STORED DATA —

==========

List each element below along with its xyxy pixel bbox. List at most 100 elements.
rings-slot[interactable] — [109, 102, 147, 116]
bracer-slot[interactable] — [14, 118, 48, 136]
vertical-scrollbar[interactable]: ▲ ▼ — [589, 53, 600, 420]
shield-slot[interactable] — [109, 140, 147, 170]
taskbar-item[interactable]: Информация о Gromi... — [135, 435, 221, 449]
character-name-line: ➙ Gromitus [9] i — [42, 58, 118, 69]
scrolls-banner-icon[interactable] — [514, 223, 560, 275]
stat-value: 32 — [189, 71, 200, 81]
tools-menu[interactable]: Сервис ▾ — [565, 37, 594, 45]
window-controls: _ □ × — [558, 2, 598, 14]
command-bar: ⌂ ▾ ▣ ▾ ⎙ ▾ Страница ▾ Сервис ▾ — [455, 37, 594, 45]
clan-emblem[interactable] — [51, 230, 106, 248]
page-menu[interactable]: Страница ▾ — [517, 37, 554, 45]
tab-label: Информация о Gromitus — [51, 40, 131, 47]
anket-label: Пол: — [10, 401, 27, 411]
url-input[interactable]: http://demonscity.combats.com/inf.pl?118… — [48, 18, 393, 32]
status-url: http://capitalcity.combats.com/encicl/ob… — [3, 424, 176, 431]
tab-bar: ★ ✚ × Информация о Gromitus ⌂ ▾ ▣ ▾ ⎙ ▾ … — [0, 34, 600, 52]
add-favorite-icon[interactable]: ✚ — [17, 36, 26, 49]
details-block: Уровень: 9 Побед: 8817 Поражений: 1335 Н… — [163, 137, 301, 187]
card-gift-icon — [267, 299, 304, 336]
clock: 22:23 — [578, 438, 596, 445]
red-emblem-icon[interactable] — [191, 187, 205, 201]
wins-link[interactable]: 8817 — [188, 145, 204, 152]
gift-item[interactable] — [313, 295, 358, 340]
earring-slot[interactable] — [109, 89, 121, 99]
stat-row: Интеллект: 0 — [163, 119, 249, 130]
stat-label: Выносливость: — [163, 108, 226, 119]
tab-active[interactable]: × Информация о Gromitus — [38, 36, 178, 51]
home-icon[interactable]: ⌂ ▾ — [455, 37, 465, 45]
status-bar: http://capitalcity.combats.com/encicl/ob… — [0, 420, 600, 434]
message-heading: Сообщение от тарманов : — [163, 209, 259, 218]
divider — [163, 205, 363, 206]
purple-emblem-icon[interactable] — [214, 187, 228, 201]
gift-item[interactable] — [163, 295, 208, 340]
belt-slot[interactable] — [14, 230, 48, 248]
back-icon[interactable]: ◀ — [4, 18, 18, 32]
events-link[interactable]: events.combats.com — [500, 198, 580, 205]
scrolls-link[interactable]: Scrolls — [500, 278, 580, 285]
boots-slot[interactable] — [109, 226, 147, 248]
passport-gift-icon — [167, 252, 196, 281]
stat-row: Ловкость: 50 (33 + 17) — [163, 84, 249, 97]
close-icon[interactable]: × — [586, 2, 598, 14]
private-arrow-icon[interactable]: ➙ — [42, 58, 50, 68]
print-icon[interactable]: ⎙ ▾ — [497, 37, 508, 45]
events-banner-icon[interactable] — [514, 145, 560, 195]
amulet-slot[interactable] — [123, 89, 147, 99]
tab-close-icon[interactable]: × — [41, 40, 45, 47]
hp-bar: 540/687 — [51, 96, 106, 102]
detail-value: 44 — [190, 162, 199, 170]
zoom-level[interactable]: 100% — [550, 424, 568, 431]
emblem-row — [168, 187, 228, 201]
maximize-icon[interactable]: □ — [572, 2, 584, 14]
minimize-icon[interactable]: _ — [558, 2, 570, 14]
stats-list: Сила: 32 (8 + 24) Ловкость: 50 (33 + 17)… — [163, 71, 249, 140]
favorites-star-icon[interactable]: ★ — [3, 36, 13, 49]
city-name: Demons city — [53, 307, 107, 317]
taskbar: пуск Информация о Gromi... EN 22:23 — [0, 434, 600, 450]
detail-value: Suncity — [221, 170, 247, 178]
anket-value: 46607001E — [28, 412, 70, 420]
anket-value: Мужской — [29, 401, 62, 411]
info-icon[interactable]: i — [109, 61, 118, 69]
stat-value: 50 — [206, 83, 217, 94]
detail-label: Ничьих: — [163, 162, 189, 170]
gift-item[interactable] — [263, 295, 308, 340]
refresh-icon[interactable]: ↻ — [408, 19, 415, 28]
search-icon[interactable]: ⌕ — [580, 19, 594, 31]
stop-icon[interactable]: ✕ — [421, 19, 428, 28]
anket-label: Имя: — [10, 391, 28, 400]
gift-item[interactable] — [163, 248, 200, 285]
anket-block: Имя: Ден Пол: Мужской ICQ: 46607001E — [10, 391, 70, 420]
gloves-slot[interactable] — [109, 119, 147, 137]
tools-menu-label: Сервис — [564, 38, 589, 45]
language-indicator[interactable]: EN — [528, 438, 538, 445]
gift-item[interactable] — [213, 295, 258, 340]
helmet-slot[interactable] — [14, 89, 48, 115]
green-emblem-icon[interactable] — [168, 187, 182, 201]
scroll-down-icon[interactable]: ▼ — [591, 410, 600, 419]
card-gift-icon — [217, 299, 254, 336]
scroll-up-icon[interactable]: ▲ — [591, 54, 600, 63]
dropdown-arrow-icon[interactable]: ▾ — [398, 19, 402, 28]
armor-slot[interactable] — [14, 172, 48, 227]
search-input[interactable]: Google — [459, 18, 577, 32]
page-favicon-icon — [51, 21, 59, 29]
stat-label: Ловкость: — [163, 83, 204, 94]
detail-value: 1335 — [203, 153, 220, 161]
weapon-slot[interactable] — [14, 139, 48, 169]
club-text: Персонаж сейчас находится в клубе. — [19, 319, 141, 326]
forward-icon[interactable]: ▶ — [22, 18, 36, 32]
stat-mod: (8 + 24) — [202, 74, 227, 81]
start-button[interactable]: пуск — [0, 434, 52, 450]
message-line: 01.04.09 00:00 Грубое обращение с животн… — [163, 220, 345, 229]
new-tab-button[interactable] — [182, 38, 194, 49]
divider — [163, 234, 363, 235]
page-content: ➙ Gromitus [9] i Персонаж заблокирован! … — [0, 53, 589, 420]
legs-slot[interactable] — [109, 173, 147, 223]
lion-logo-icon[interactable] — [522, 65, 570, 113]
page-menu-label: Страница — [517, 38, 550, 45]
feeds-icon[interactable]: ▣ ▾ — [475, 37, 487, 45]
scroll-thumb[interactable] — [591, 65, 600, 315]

==========

EXERCISE INSTRUCTIONS — Write out the items from the start through the line containing "stat-value: 32 — [189, 71, 200, 81]" as a JSON list of strings, one string per line, with blank lines left out.

ANSWER TO THIS PROBLEM —
[
  "List each element below along with its xyxy pixel bbox. List at most 100 elements.",
  "rings-slot[interactable] — [109, 102, 147, 116]",
  "bracer-slot[interactable] — [14, 118, 48, 136]",
  "vertical-scrollbar[interactable]: ▲ ▼ — [589, 53, 600, 420]",
  "shield-slot[interactable] — [109, 140, 147, 170]",
  "taskbar-item[interactable]: Информация о Gromi... — [135, 435, 221, 449]",
  "character-name-line: ➙ Gromitus [9] i — [42, 58, 118, 69]",
  "scrolls-banner-icon[interactable] — [514, 223, 560, 275]",
  "stat-value: 32 — [189, 71, 200, 81]"
]